[Data entries]
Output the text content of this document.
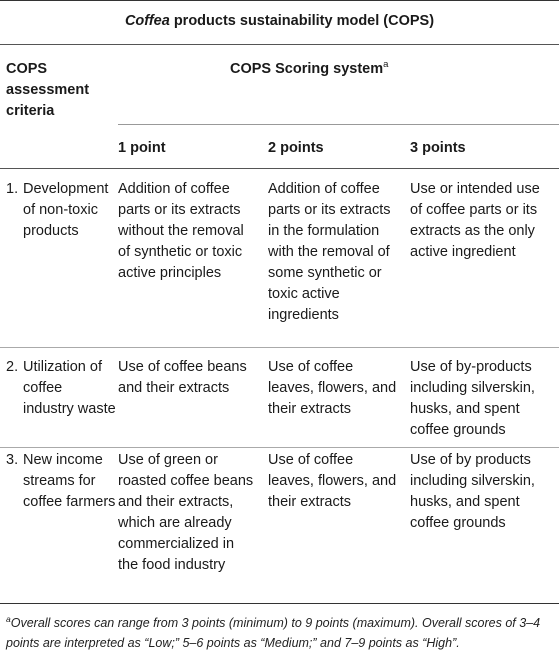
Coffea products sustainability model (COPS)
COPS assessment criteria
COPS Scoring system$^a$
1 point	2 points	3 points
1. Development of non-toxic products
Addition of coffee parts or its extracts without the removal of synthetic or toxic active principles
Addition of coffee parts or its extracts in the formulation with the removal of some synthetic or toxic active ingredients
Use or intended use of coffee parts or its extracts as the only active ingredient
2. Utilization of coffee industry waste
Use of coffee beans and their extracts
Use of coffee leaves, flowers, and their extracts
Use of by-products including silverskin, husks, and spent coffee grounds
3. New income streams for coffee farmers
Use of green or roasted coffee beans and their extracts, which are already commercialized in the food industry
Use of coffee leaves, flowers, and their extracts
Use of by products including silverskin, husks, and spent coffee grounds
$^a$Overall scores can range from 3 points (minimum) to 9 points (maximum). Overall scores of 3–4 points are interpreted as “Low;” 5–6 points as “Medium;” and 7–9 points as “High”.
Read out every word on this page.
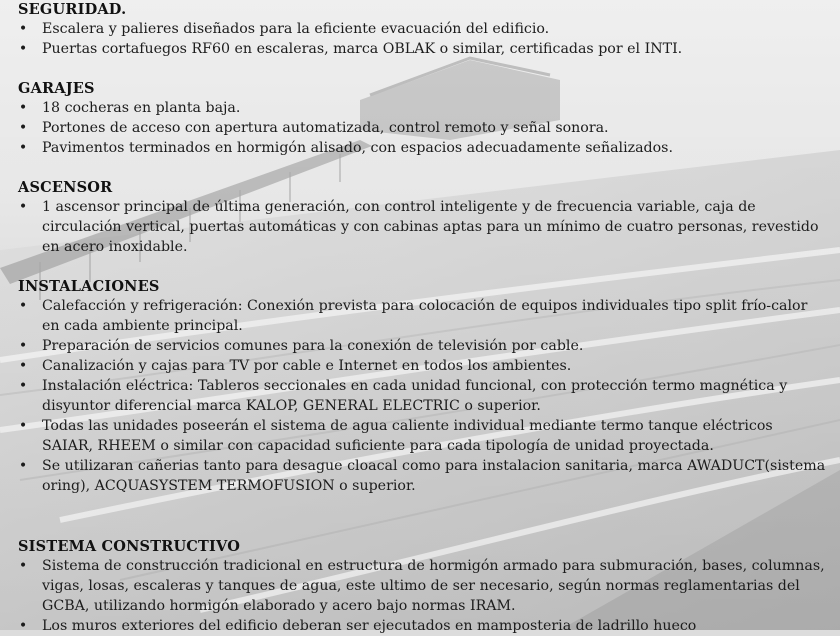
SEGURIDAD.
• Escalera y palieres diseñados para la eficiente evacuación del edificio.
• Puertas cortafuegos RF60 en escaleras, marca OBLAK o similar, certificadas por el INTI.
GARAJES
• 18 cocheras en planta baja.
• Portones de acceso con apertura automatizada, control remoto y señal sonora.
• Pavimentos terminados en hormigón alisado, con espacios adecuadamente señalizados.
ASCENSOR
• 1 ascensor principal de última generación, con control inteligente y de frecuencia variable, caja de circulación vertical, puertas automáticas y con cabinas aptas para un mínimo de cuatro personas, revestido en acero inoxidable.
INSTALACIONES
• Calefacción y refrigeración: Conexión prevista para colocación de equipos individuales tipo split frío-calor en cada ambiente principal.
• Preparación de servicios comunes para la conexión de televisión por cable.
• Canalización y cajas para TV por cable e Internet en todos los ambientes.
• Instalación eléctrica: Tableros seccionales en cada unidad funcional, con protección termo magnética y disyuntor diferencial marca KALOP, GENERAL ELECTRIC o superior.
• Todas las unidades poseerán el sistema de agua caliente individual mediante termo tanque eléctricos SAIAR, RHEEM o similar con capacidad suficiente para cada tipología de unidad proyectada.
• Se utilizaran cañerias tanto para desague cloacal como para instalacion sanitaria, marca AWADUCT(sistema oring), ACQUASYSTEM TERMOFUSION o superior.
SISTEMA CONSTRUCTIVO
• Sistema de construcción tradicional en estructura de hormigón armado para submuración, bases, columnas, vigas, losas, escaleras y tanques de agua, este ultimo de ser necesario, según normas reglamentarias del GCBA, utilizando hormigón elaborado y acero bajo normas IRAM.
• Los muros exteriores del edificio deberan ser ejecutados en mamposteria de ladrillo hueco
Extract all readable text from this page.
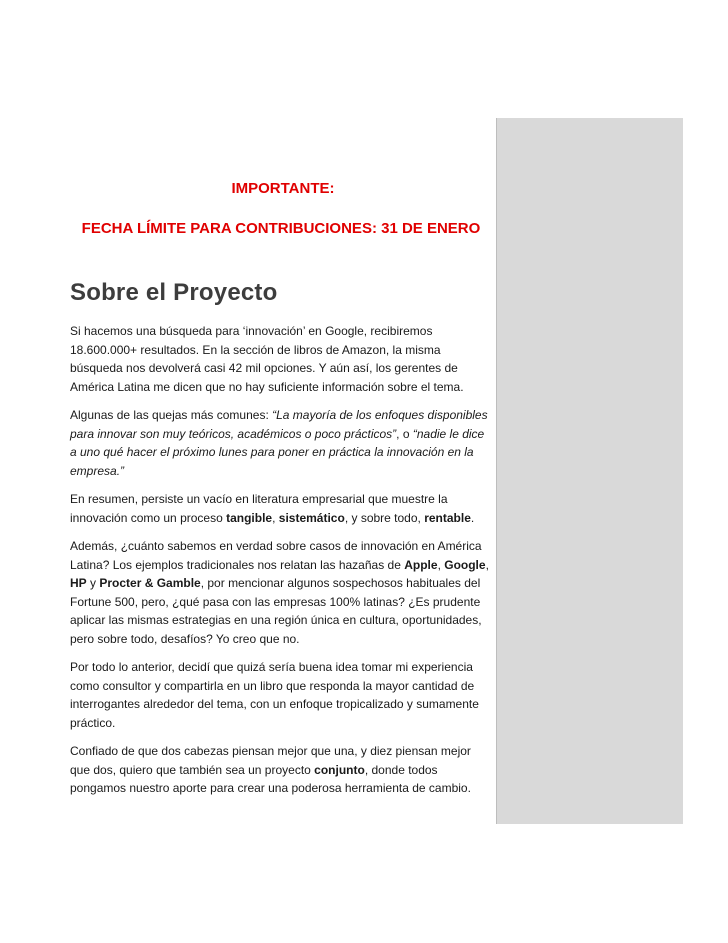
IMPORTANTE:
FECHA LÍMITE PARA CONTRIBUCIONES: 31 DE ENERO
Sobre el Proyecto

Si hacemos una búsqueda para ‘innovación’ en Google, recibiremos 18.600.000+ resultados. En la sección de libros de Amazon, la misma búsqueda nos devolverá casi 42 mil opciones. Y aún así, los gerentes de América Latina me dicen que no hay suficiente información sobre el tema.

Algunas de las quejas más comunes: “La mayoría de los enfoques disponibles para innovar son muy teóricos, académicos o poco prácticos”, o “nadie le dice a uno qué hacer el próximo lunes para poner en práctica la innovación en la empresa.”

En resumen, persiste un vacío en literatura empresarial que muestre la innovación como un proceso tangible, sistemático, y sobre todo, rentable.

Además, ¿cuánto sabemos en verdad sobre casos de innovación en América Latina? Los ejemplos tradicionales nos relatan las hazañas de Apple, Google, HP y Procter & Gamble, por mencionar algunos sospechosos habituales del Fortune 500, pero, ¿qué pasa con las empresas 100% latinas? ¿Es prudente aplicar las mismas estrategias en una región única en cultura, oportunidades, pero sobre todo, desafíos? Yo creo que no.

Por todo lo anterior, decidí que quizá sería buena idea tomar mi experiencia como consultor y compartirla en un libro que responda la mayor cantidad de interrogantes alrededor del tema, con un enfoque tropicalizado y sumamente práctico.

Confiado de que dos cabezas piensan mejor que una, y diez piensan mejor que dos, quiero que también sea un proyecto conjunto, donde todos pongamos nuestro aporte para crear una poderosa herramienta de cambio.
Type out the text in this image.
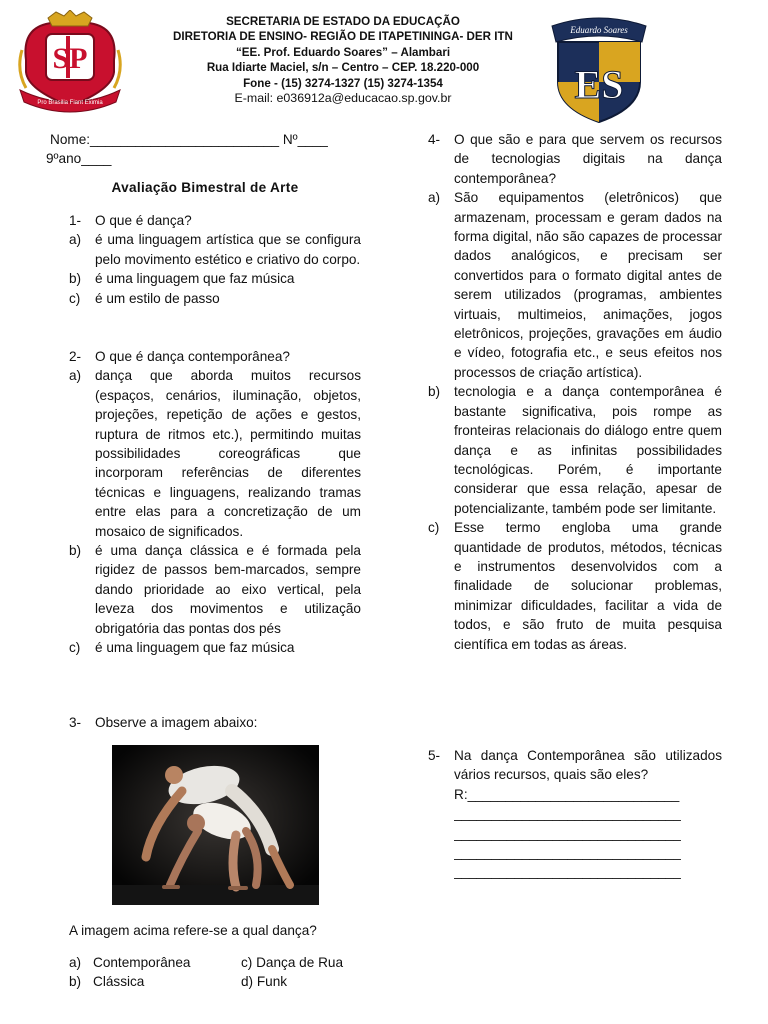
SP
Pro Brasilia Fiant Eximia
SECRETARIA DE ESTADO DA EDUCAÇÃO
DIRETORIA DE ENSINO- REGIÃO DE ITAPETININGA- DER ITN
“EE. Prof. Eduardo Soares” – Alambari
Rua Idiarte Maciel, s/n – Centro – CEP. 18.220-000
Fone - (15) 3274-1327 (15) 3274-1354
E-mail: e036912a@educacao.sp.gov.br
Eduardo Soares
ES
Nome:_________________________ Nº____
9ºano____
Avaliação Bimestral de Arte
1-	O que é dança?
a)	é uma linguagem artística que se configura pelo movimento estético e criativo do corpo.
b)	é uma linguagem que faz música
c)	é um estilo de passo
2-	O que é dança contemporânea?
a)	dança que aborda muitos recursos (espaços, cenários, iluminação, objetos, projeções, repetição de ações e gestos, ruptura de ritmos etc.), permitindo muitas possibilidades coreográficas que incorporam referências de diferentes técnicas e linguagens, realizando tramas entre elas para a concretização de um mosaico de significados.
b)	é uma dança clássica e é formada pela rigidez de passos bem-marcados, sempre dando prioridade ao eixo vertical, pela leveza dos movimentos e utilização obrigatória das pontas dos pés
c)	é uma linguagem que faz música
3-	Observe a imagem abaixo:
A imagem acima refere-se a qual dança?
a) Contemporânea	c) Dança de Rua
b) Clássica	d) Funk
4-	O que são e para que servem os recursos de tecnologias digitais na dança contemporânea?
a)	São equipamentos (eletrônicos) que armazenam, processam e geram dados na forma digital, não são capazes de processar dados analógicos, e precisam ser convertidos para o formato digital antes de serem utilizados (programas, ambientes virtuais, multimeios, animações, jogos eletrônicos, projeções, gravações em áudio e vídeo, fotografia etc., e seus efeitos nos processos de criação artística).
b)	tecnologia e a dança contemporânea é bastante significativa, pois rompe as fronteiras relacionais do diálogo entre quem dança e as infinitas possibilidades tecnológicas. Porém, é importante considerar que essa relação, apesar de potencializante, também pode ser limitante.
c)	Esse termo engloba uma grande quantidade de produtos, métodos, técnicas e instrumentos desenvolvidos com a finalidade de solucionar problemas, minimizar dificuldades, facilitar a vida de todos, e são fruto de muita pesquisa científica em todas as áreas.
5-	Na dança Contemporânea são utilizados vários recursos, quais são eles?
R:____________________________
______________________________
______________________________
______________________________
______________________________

== What is being asked ==
Return the entries unchanged, save for the pictures, which do not belong in the copy.

== Correct answer ==
Output the text content of this document.
Coffea products sustainability model (COPS)
COPS assessment criteria
COPS Scoring system$^a$
1 point	2 points	3 points
1. Development of non-toxic products
Addition of coffee parts or its extracts without the removal of synthetic or toxic active principles
Addition of coffee parts or its extracts in the formulation with the removal of some synthetic or toxic active ingredients
Use or intended use of coffee parts or its extracts as the only active ingredient
2. Utilization of coffee industry waste
Use of coffee beans and their extracts
Use of coffee leaves, flowers, and their extracts
Use of by-products including silverskin, husks, and spent coffee grounds
3. New income streams for coffee farmers
Use of green or roasted coffee beans and their extracts, which are already commercialized in the food industry
Use of coffee leaves, flowers, and their extracts
Use of by products including silverskin, husks, and spent coffee grounds
$^a$Overall scores can range from 3 points (minimum) to 9 points (maximum). Overall scores of 3–4 points are interpreted as “Low;” 5–6 points as “Medium;” and 7–9 points as “High”.
Read out every word on this page.
SEGURIDAD.
• Escalera y palieres diseñados para la eficiente evacuación del edificio.
• Puertas cortafuegos RF60 en escaleras, marca OBLAK o similar, certificadas por el INTI.
GARAJES
• 18 cocheras en planta baja.
• Portones de acceso con apertura automatizada, control remoto y señal sonora.
• Pavimentos terminados en hormigón alisado, con espacios adecuadamente señalizados.
ASCENSOR
• 1 ascensor principal de última generación, con control inteligente y de frecuencia variable, caja de circulación vertical, puertas automáticas y con cabinas aptas para un mínimo de cuatro personas, revestido en acero inoxidable.
INSTALACIONES
• Calefacción y refrigeración: Conexión prevista para colocación de equipos individuales tipo split frío-calor en cada ambiente principal.
• Preparación de servicios comunes para la conexión de televisión por cable.
• Canalización y cajas para TV por cable e Internet en todos los ambientes.
• Instalación eléctrica: Tableros seccionales en cada unidad funcional, con protección termo magnética y disyuntor diferencial marca KALOP, GENERAL ELECTRIC o superior.
• Todas las unidades poseerán el sistema de agua caliente individual mediante termo tanque eléctricos SAIAR, RHEEM o similar con capacidad suficiente para cada tipología de unidad proyectada.
• Se utilizaran cañerias tanto para desague cloacal como para instalacion sanitaria, marca AWADUCT(sistema oring), ACQUASYSTEM TERMOFUSION o superior.
SISTEMA CONSTRUCTIVO
• Sistema de construcción tradicional en estructura de hormigón armado para submuración, bases, columnas, vigas, losas, escaleras y tanques de agua, este ultimo de ser necesario, según normas reglamentarias del GCBA, utilizando hormigón elaborado y acero bajo normas IRAM.
• Los muros exteriores del edificio deberan ser ejecutados en mamposteria de ladrillo hueco
Extract all readable text from this page.
IMPORTANTE:
FECHA LÍMITE PARA CONTRIBUCIONES: 31 DE ENERO
Sobre el Proyecto

Si hacemos una búsqueda para ‘innovación’ en Google, recibiremos 18.600.000+ resultados. En la sección de libros de Amazon, la misma búsqueda nos devolverá casi 42 mil opciones. Y aún así, los gerentes de América Latina me dicen que no hay suficiente información sobre el tema.

Algunas de las quejas más comunes: “La mayoría de los enfoques disponibles para innovar son muy teóricos, académicos o poco prácticos”, o “nadie le dice a uno qué hacer el próximo lunes para poner en práctica la innovación en la empresa.”

En resumen, persiste un vacío en literatura empresarial que muestre la innovación como un proceso tangible, sistemático, y sobre todo, rentable.

Además, ¿cuánto sabemos en verdad sobre casos de innovación en América Latina? Los ejemplos tradicionales nos relatan las hazañas de Apple, Google, HP y Procter & Gamble, por mencionar algunos sospechosos habituales del Fortune 500, pero, ¿qué pasa con las empresas 100% latinas? ¿Es prudente aplicar las mismas estrategias en una región única en cultura, oportunidades, pero sobre todo, desafíos? Yo creo que no.

Por todo lo anterior, decidí que quizá sería buena idea tomar mi experiencia como consultor y compartirla en un libro que responda la mayor cantidad de interrogantes alrededor del tema, con un enfoque tropicalizado y sumamente práctico.

Confiado de que dos cabezas piensan mejor que una, y diez piensan mejor que dos, quiero que también sea un proyecto conjunto, donde todos pongamos nuestro aporte para crear una poderosa herramienta de cambio.
Type out the text in this image.
SP
Pro Brasilia Fiant Eximia
SECRETARIA DE ESTADO DA EDUCAÇÃO
DIRETORIA DE ENSINO- REGIÃO DE ITAPETININGA- DER ITN
“EE. Prof. Eduardo Soares” – Alambari
Rua Idiarte Maciel, s/n – Centro – CEP. 18.220-000
Fone - (15) 3274-1327 (15) 3274-1354
E-mail: e036912a@educacao.sp.gov.br
Eduardo Soares
ES
Nome:_________________________ Nº____
9ºano____
Avaliação Bimestral de Arte
1-	O que é dança?
a)	é uma linguagem artística que se configura pelo movimento estético e criativo do corpo.
b)	é uma linguagem que faz música
c)	é um estilo de passo
2-	O que é dança contemporânea?
a)	dança que aborda muitos recursos (espaços, cenários, iluminação, objetos, projeções, repetição de ações e gestos, ruptura de ritmos etc.), permitindo muitas possibilidades coreográficas que incorporam referências de diferentes técnicas e linguagens, realizando tramas entre elas para a concretização de um mosaico de significados.
b)	é uma dança clássica e é formada pela rigidez de passos bem-marcados, sempre dando prioridade ao eixo vertical, pela leveza dos movimentos e utilização obrigatória das pontas dos pés
c)	é uma linguagem que faz música
3-	Observe a imagem abaixo:
A imagem acima refere-se a qual dança?
a) Contemporânea	c) Dança de Rua
b) Clássica	d) Funk
4-	O que são e para que servem os recursos de tecnologias digitais na dança contemporânea?
a)	São equipamentos (eletrônicos) que armazenam, processam e geram dados na forma digital, não são capazes de processar dados analógicos, e precisam ser convertidos para o formato digital antes de serem utilizados (programas, ambientes virtuais, multimeios, animações, jogos eletrônicos, projeções, gravações em áudio e vídeo, fotografia etc., e seus efeitos nos processos de criação artística).
b)	tecnologia e a dança contemporânea é bastante significativa, pois rompe as fronteiras relacionais do diálogo entre quem dança e as infinitas possibilidades tecnológicas. Porém, é importante considerar que essa relação, apesar de potencializante, também pode ser limitante.
c)	Esse termo engloba uma grande quantidade de produtos, métodos, técnicas e instrumentos desenvolvidos com a finalidade de solucionar problemas, minimizar dificuldades, facilitar a vida de todos, e são fruto de muita pesquisa científica em todas as áreas.
5-	Na dança Contemporânea são utilizados vários recursos, quais são eles?
R:____________________________
______________________________
______________________________
______________________________
______________________________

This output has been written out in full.